* Begin *
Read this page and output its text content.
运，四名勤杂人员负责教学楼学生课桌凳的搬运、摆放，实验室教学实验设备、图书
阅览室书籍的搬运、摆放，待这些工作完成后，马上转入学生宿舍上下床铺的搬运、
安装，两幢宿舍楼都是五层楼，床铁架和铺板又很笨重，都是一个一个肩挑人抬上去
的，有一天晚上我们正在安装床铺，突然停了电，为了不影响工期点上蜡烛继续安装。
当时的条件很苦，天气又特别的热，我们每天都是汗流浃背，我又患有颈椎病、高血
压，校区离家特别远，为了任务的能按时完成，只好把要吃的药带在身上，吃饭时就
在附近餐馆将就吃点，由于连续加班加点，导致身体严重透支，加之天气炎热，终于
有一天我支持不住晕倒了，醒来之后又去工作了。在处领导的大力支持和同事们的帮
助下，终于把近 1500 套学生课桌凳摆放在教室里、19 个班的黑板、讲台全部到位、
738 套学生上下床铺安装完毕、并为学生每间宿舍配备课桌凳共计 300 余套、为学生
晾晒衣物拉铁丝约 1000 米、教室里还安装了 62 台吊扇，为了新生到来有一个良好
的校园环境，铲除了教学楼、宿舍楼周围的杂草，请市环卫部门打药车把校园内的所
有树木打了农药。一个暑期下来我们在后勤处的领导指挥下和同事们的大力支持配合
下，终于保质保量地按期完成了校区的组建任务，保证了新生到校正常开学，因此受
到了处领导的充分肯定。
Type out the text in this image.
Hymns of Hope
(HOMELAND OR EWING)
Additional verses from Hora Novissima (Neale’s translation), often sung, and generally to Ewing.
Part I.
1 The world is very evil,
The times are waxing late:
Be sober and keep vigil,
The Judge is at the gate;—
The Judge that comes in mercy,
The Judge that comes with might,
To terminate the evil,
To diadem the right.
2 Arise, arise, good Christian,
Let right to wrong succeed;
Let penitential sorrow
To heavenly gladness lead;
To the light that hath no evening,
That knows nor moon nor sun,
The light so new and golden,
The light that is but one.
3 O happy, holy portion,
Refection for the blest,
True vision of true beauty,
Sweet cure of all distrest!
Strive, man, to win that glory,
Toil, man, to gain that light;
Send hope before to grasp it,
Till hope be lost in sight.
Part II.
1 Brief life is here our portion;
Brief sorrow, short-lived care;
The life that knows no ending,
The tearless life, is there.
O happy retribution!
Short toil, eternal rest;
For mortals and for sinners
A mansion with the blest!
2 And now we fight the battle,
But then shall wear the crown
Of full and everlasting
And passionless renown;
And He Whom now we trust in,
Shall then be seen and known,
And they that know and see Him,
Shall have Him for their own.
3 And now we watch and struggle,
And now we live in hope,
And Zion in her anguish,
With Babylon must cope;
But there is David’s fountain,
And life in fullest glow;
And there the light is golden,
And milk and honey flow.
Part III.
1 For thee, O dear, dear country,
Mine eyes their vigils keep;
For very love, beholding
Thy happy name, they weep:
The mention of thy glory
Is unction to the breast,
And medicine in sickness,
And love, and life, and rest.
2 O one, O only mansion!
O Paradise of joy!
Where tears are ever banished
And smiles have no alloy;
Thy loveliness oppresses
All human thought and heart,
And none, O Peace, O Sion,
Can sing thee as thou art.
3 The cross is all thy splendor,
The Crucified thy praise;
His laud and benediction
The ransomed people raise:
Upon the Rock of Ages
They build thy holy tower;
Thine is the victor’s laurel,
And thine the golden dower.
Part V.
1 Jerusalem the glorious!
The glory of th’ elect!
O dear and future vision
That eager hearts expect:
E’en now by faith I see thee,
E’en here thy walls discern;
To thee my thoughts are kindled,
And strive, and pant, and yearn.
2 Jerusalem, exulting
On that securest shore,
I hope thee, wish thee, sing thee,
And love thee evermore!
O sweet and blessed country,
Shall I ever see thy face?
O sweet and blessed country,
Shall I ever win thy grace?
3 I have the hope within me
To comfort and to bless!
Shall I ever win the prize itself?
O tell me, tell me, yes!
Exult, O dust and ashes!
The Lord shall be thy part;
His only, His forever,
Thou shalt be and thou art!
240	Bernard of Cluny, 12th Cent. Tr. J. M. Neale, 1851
* End *
Task to carry out - Output the entries verbatim.

Reply -
Read this page and output its text content.
运，四名勤杂人员负责教学楼学生课桌凳的搬运、摆放，实验室教学实验设备、图书
阅览室书籍的搬运、摆放，待这些工作完成后，马上转入学生宿舍上下床铺的搬运、
安装，两幢宿舍楼都是五层楼，床铁架和铺板又很笨重，都是一个一个肩挑人抬上去
的，有一天晚上我们正在安装床铺，突然停了电，为了不影响工期点上蜡烛继续安装。
当时的条件很苦，天气又特别的热，我们每天都是汗流浃背，我又患有颈椎病、高血
压，校区离家特别远，为了任务的能按时完成，只好把要吃的药带在身上，吃饭时就
在附近餐馆将就吃点，由于连续加班加点，导致身体严重透支，加之天气炎热，终于
有一天我支持不住晕倒了，醒来之后又去工作了。在处领导的大力支持和同事们的帮
助下，终于把近 1500 套学生课桌凳摆放在教室里、19 个班的黑板、讲台全部到位、
738 套学生上下床铺安装完毕、并为学生每间宿舍配备课桌凳共计 300 余套、为学生
晾晒衣物拉铁丝约 1000 米、教室里还安装了 62 台吊扇，为了新生到来有一个良好
的校园环境，铲除了教学楼、宿舍楼周围的杂草，请市环卫部门打药车把校园内的所
有树木打了农药。一个暑期下来我们在后勤处的领导指挥下和同事们的大力支持配合
下，终于保质保量地按期完成了校区的组建任务，保证了新生到校正常开学，因此受
到了处领导的充分肯定。
Type out the text in this image.
Hymns of Hope
(HOMELAND OR EWING)
Additional verses from Hora Novissima (Neale’s translation), often sung, and generally to Ewing.
Part I.
1 The world is very evil,
The times are waxing late:
Be sober and keep vigil,
The Judge is at the gate;—
The Judge that comes in mercy,
The Judge that comes with might,
To terminate the evil,
To diadem the right.
2 Arise, arise, good Christian,
Let right to wrong succeed;
Let penitential sorrow
To heavenly gladness lead;
To the light that hath no evening,
That knows nor moon nor sun,
The light so new and golden,
The light that is but one.
3 O happy, holy portion,
Refection for the blest,
True vision of true beauty,
Sweet cure of all distrest!
Strive, man, to win that glory,
Toil, man, to gain that light;
Send hope before to grasp it,
Till hope be lost in sight.
Part II.
1 Brief life is here our portion;
Brief sorrow, short-lived care;
The life that knows no ending,
The tearless life, is there.
O happy retribution!
Short toil, eternal rest;
For mortals and for sinners
A mansion with the blest!
2 And now we fight the battle,
But then shall wear the crown
Of full and everlasting
And passionless renown;
And He Whom now we trust in,
Shall then be seen and known,
And they that know and see Him,
Shall have Him for their own.
3 And now we watch and struggle,
And now we live in hope,
And Zion in her anguish,
With Babylon must cope;
But there is David’s fountain,
And life in fullest glow;
And there the light is golden,
And milk and honey flow.
Part III.
1 For thee, O dear, dear country,
Mine eyes their vigils keep;
For very love, beholding
Thy happy name, they weep:
The mention of thy glory
Is unction to the breast,
And medicine in sickness,
And love, and life, and rest.
2 O one, O only mansion!
O Paradise of joy!
Where tears are ever banished
And smiles have no alloy;
Thy loveliness oppresses
All human thought and heart,
And none, O Peace, O Sion,
Can sing thee as thou art.
3 The cross is all thy splendor,
The Crucified thy praise;
His laud and benediction
The ransomed people raise:
Upon the Rock of Ages
They build thy holy tower;
Thine is the victor’s laurel,
And thine the golden dower.
Part V.
1 Jerusalem the glorious!
The glory of th’ elect!
O dear and future vision
That eager hearts expect:
E’en now by faith I see thee,
E’en here thy walls discern;
To thee my thoughts are kindled,
And strive, and pant, and yearn.
2 Jerusalem, exulting
On that securest shore,
I hope thee, wish thee, sing thee,
And love thee evermore!
O sweet and blessed country,
Shall I ever see thy face?
O sweet and blessed country,
Shall I ever win thy grace?
3 I have the hope within me
To comfort and to bless!
Shall I ever win the prize itself?
O tell me, tell me, yes!
Exult, O dust and ashes!
The Lord shall be thy part;
His only, His forever,
Thou shalt be and thou art!
240	Bernard of Cluny, 12th Cent. Tr. J. M. Neale, 1851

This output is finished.